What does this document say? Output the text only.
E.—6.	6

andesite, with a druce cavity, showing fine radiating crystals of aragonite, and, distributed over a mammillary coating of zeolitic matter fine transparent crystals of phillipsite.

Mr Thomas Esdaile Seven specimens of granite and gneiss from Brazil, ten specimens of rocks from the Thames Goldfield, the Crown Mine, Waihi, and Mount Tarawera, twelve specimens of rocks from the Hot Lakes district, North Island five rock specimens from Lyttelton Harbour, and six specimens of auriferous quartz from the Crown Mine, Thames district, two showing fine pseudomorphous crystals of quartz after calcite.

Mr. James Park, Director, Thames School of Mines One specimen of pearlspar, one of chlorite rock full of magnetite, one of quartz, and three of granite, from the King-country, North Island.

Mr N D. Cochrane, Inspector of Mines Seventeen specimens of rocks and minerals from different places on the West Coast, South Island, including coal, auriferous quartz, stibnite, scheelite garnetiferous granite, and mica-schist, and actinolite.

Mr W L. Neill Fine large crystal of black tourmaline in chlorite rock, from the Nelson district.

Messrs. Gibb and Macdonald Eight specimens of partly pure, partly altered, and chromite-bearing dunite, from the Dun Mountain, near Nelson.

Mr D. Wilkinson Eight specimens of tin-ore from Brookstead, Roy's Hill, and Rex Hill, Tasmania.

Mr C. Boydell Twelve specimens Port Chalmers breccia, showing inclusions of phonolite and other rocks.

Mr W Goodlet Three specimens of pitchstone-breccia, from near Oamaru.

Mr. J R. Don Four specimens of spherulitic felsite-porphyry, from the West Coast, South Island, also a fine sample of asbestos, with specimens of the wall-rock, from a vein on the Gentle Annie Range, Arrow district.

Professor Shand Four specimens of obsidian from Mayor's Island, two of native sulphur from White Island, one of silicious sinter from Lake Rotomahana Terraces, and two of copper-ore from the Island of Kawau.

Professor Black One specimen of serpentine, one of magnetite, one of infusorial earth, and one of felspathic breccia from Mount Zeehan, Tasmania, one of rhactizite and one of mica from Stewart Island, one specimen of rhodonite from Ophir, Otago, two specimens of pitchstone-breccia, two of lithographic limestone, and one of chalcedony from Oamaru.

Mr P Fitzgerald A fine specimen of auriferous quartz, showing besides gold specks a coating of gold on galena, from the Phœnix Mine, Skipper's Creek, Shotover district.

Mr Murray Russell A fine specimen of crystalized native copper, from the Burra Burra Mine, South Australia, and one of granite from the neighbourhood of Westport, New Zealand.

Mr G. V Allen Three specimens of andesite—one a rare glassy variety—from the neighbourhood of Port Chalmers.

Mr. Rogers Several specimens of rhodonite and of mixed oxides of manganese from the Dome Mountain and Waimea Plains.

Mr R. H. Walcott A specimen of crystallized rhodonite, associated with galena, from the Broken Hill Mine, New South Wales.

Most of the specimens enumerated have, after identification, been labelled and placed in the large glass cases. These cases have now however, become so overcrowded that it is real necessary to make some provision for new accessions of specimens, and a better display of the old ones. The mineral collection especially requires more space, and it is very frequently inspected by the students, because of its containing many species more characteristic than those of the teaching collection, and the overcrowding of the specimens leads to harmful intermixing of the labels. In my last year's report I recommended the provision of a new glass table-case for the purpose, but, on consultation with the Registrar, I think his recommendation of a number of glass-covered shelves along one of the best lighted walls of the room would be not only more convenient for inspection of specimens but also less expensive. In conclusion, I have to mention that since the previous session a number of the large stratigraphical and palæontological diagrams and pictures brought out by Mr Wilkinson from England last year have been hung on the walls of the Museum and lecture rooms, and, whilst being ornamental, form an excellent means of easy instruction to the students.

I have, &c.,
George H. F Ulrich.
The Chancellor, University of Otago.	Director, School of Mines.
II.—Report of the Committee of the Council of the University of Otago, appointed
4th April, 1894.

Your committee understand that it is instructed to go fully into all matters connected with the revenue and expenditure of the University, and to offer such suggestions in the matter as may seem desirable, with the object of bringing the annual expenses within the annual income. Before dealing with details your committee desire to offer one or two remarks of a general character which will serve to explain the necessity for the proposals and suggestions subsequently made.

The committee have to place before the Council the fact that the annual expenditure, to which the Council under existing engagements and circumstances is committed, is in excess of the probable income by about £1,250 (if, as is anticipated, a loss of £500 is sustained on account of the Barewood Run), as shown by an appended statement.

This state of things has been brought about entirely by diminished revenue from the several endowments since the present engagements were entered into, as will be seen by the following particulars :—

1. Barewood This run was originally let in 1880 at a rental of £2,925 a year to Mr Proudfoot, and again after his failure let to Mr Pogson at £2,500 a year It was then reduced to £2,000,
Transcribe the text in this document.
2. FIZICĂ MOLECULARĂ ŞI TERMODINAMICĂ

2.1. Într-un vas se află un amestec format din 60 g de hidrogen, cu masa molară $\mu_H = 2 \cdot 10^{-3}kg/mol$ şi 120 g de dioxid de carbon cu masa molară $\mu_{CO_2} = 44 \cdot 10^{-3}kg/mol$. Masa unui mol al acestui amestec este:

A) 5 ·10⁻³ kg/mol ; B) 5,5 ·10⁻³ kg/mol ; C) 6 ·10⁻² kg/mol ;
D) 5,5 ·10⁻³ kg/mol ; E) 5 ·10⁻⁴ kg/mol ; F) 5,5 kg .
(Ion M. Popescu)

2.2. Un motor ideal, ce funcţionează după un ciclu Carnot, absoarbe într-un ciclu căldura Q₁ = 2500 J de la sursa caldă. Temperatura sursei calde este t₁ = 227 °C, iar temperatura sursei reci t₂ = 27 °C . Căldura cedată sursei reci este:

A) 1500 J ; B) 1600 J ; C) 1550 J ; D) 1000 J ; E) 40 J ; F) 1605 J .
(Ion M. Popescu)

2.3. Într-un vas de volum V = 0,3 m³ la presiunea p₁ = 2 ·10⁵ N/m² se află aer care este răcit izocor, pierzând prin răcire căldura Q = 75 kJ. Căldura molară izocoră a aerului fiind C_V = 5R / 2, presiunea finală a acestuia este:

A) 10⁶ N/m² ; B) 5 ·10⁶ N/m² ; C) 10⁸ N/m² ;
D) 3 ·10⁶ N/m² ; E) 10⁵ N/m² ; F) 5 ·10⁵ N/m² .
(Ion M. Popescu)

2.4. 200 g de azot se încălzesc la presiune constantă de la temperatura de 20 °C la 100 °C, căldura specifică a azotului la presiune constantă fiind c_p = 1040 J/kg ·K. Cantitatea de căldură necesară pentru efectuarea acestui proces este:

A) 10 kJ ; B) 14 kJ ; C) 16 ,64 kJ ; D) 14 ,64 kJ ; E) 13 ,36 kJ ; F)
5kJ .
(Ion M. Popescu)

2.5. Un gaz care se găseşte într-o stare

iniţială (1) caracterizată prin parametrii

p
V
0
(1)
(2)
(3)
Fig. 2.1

*What to do:* How many lines of the records contain the string "about"? Respond with the number alone.

*Output for this exercise:* 2